:: Data shown ::
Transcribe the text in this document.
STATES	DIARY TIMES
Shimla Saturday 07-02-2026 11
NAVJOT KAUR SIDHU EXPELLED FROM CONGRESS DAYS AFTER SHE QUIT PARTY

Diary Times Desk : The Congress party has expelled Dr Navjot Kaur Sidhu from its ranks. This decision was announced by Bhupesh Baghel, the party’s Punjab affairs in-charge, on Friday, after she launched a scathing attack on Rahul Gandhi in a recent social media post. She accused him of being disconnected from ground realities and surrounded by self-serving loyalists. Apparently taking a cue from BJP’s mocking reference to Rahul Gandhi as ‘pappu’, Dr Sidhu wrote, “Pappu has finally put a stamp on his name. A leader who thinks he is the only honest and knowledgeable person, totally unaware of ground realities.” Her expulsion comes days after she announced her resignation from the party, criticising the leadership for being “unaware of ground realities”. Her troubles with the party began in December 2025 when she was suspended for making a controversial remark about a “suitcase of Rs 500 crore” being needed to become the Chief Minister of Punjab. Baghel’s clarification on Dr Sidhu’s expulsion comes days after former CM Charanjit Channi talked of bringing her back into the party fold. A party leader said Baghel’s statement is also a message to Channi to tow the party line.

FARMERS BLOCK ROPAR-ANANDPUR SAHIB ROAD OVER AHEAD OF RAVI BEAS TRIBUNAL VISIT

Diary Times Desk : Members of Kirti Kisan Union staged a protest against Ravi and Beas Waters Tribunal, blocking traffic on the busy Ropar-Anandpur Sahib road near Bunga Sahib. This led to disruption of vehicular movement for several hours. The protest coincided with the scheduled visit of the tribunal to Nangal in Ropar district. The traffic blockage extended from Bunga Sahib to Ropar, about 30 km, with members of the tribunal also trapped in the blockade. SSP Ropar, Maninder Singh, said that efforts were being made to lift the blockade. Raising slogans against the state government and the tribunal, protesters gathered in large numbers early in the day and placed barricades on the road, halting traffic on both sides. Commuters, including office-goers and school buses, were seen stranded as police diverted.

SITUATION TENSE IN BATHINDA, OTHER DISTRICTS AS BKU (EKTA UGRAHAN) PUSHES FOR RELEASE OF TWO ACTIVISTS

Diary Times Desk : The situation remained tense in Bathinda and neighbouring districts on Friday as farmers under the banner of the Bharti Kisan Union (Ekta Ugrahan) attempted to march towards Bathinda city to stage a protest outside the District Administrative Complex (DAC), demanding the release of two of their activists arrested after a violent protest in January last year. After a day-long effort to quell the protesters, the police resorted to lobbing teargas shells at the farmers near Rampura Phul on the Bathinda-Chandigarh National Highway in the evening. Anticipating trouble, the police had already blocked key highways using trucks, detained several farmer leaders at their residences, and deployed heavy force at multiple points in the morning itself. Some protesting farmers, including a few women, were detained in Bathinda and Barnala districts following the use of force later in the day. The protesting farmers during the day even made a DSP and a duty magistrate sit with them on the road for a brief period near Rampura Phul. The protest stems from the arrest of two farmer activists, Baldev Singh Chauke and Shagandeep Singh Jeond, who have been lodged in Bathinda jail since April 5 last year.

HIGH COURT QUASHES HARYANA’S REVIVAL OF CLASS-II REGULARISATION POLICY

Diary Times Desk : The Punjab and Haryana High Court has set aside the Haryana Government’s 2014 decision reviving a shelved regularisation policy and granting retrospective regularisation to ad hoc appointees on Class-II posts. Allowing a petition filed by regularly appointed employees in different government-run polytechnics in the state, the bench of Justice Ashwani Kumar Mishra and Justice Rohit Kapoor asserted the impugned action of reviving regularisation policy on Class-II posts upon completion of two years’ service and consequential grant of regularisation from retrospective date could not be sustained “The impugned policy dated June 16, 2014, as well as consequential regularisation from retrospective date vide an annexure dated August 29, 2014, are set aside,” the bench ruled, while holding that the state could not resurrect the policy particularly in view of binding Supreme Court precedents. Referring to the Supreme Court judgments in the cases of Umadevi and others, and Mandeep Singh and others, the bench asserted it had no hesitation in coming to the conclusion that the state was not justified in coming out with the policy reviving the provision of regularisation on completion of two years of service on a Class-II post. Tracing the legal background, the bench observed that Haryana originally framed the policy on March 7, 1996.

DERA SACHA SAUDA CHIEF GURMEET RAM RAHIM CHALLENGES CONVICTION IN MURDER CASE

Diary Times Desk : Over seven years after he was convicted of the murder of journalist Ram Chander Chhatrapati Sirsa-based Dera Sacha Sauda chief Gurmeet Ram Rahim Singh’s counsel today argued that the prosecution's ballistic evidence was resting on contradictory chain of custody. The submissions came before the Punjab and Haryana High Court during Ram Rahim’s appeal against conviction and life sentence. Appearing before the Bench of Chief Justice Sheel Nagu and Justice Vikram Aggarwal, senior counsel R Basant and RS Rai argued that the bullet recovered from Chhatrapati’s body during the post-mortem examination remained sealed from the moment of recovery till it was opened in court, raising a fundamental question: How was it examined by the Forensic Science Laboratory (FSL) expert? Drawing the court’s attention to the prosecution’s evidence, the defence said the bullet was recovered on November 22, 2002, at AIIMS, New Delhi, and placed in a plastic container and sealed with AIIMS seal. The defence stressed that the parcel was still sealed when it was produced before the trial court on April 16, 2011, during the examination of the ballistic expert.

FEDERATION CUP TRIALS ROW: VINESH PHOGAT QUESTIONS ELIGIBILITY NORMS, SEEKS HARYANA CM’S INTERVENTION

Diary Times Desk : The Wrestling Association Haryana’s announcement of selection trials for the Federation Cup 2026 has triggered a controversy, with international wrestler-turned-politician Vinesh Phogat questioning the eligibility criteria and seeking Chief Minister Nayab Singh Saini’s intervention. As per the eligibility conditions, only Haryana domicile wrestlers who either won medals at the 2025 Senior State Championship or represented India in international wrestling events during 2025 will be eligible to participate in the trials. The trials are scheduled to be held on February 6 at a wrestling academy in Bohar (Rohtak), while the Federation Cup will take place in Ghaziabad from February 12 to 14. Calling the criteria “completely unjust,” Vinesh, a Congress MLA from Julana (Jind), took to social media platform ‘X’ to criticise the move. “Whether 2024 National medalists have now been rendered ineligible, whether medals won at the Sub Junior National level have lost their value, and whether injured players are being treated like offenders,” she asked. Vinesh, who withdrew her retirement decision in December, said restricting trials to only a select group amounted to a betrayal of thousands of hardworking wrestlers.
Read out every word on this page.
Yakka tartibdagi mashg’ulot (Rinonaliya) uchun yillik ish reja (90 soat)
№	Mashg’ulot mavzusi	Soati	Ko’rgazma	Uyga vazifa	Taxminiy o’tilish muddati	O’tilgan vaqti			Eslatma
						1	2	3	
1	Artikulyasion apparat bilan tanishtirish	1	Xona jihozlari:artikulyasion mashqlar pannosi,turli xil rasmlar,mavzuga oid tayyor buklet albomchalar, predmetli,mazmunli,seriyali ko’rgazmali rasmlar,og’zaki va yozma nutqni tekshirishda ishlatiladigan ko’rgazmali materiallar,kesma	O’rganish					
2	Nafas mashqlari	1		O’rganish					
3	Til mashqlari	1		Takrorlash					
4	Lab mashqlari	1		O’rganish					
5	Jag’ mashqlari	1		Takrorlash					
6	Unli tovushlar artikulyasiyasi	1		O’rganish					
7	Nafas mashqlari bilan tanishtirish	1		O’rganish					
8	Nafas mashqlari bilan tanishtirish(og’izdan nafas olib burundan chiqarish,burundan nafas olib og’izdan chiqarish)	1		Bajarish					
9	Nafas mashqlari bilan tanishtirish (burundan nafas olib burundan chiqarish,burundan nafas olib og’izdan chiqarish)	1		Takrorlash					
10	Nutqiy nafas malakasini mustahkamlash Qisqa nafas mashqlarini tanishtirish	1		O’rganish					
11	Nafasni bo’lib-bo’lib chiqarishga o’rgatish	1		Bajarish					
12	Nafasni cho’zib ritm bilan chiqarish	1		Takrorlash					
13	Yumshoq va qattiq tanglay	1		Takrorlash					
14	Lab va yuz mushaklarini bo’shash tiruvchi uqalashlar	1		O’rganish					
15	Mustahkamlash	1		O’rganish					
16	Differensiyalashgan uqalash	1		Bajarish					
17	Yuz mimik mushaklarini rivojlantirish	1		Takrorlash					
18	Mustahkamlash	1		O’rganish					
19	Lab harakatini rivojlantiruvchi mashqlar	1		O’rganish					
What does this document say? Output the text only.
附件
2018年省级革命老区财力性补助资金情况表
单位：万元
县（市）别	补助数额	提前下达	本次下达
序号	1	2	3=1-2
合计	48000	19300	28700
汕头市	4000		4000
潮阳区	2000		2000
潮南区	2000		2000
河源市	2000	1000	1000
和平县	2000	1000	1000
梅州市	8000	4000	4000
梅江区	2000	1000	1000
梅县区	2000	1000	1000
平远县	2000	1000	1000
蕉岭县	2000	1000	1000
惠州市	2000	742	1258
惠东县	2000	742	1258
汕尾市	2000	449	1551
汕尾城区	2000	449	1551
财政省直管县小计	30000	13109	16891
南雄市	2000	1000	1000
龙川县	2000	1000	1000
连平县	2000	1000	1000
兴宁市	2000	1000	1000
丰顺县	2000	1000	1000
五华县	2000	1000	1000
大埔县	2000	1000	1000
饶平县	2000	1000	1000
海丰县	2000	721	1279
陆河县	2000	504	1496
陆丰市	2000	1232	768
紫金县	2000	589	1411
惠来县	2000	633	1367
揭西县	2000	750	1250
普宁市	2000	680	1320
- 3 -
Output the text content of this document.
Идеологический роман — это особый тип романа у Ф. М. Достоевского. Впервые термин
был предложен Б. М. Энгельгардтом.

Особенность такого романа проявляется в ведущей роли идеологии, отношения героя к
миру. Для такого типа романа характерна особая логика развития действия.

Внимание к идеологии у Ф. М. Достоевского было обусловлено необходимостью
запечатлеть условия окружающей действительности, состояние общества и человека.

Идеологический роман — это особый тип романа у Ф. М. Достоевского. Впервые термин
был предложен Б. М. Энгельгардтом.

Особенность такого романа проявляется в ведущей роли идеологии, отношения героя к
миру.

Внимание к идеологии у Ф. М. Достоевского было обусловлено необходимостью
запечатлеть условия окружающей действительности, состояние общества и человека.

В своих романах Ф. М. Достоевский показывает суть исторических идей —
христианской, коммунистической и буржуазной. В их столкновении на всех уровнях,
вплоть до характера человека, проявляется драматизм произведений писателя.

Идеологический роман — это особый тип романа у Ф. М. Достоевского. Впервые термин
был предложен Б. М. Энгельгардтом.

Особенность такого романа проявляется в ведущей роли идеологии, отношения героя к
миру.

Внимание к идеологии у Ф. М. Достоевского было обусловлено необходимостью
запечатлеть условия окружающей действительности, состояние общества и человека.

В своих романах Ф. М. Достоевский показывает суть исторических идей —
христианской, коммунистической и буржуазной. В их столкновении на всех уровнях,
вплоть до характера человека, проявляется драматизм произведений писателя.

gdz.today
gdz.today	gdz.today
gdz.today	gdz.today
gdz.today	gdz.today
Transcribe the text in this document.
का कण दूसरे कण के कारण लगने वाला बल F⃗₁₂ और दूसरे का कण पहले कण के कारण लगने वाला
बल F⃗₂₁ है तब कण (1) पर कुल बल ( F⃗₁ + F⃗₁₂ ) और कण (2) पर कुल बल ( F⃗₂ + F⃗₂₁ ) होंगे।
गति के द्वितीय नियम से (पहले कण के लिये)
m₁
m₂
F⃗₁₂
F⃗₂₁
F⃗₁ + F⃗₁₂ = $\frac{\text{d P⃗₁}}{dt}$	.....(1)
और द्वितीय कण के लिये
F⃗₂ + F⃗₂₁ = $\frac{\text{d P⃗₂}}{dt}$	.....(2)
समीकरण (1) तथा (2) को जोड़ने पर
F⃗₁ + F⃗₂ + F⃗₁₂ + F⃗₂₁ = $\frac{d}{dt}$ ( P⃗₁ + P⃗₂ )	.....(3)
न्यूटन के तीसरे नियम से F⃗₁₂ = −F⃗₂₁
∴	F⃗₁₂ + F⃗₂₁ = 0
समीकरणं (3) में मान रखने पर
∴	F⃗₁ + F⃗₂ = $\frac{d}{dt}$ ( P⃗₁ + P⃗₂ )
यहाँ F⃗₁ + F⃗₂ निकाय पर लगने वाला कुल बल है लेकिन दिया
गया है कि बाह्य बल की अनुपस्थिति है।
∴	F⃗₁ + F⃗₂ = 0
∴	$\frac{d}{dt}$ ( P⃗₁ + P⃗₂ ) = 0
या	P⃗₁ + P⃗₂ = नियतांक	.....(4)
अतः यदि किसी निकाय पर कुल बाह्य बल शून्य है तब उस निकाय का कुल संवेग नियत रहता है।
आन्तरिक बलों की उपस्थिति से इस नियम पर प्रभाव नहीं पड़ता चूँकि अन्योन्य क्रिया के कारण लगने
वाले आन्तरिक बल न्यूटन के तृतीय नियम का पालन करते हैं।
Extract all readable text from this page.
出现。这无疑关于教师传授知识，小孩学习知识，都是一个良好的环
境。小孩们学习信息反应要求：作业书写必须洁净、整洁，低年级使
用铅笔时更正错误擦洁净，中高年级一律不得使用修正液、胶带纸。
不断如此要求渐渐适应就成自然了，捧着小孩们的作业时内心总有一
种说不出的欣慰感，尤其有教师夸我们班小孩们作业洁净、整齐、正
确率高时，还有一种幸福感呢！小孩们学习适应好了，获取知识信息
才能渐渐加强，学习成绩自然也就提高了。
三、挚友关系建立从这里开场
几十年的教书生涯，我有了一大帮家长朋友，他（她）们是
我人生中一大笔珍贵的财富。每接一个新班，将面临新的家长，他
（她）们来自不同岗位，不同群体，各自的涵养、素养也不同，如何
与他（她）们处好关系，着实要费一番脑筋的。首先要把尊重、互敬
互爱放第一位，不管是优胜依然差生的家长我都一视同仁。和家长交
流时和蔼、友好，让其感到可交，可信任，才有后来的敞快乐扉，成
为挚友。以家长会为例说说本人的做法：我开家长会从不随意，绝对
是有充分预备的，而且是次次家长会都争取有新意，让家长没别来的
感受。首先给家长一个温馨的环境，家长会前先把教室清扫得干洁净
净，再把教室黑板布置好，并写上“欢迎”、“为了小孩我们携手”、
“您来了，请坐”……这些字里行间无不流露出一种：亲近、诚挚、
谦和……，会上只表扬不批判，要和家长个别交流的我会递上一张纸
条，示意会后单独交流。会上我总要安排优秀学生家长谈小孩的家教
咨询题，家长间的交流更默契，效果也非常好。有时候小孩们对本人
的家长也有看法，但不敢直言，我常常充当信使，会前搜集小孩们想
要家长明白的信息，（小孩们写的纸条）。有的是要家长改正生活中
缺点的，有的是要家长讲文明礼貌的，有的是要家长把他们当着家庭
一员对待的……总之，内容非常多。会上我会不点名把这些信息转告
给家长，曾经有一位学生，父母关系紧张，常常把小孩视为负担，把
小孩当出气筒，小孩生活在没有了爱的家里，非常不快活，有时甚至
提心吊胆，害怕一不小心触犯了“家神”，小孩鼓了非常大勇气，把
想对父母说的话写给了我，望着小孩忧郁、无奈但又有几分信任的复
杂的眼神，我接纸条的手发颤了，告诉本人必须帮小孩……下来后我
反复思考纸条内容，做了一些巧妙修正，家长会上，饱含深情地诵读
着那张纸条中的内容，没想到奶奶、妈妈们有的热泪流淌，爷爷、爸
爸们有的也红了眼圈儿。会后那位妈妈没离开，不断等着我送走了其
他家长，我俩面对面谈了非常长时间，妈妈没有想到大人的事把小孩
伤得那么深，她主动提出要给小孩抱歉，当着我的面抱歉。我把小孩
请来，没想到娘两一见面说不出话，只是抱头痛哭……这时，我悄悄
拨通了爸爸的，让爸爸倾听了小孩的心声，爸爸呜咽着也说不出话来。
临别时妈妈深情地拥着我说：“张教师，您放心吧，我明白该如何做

:: Aim of the exercise ::
From the line containing "Extract all readable text from this page." through the final line of the listing above, retype every line exactly; leave out everything else.

:: Solution ::
Extract all readable text from this page.
出现。这无疑关于教师传授知识，小孩学习知识，都是一个良好的环
境。小孩们学习信息反应要求：作业书写必须洁净、整洁，低年级使
用铅笔时更正错误擦洁净，中高年级一律不得使用修正液、胶带纸。
不断如此要求渐渐适应就成自然了，捧着小孩们的作业时内心总有一
种说不出的欣慰感，尤其有教师夸我们班小孩们作业洁净、整齐、正
确率高时，还有一种幸福感呢！小孩们学习适应好了，获取知识信息
才能渐渐加强，学习成绩自然也就提高了。
三、挚友关系建立从这里开场
几十年的教书生涯，我有了一大帮家长朋友，他（她）们是
我人生中一大笔珍贵的财富。每接一个新班，将面临新的家长，他
（她）们来自不同岗位，不同群体，各自的涵养、素养也不同，如何
与他（她）们处好关系，着实要费一番脑筋的。首先要把尊重、互敬
互爱放第一位，不管是优胜依然差生的家长我都一视同仁。和家长交
流时和蔼、友好，让其感到可交，可信任，才有后来的敞快乐扉，成
为挚友。以家长会为例说说本人的做法：我开家长会从不随意，绝对
是有充分预备的，而且是次次家长会都争取有新意，让家长没别来的
感受。首先给家长一个温馨的环境，家长会前先把教室清扫得干洁净
净，再把教室黑板布置好，并写上“欢迎”、“为了小孩我们携手”、
“您来了，请坐”……这些字里行间无不流露出一种：亲近、诚挚、
谦和……，会上只表扬不批判，要和家长个别交流的我会递上一张纸
条，示意会后单独交流。会上我总要安排优秀学生家长谈小孩的家教
咨询题，家长间的交流更默契，效果也非常好。有时候小孩们对本人
的家长也有看法，但不敢直言，我常常充当信使，会前搜集小孩们想
要家长明白的信息，（小孩们写的纸条）。有的是要家长改正生活中
缺点的，有的是要家长讲文明礼貌的，有的是要家长把他们当着家庭
一员对待的……总之，内容非常多。会上我会不点名把这些信息转告
给家长，曾经有一位学生，父母关系紧张，常常把小孩视为负担，把
小孩当出气筒，小孩生活在没有了爱的家里，非常不快活，有时甚至
提心吊胆，害怕一不小心触犯了“家神”，小孩鼓了非常大勇气，把
想对父母说的话写给了我，望着小孩忧郁、无奈但又有几分信任的复
杂的眼神，我接纸条的手发颤了，告诉本人必须帮小孩……下来后我
反复思考纸条内容，做了一些巧妙修正，家长会上，饱含深情地诵读
着那张纸条中的内容，没想到奶奶、妈妈们有的热泪流淌，爷爷、爸
爸们有的也红了眼圈儿。会后那位妈妈没离开，不断等着我送走了其
他家长，我俩面对面谈了非常长时间，妈妈没有想到大人的事把小孩
伤得那么深，她主动提出要给小孩抱歉，当着我的面抱歉。我把小孩
请来，没想到娘两一见面说不出话，只是抱头痛哭……这时，我悄悄
拨通了爸爸的，让爸爸倾听了小孩的心声，爸爸呜咽着也说不出话来。
临别时妈妈深情地拥着我说：“张教师，您放心吧，我明白该如何做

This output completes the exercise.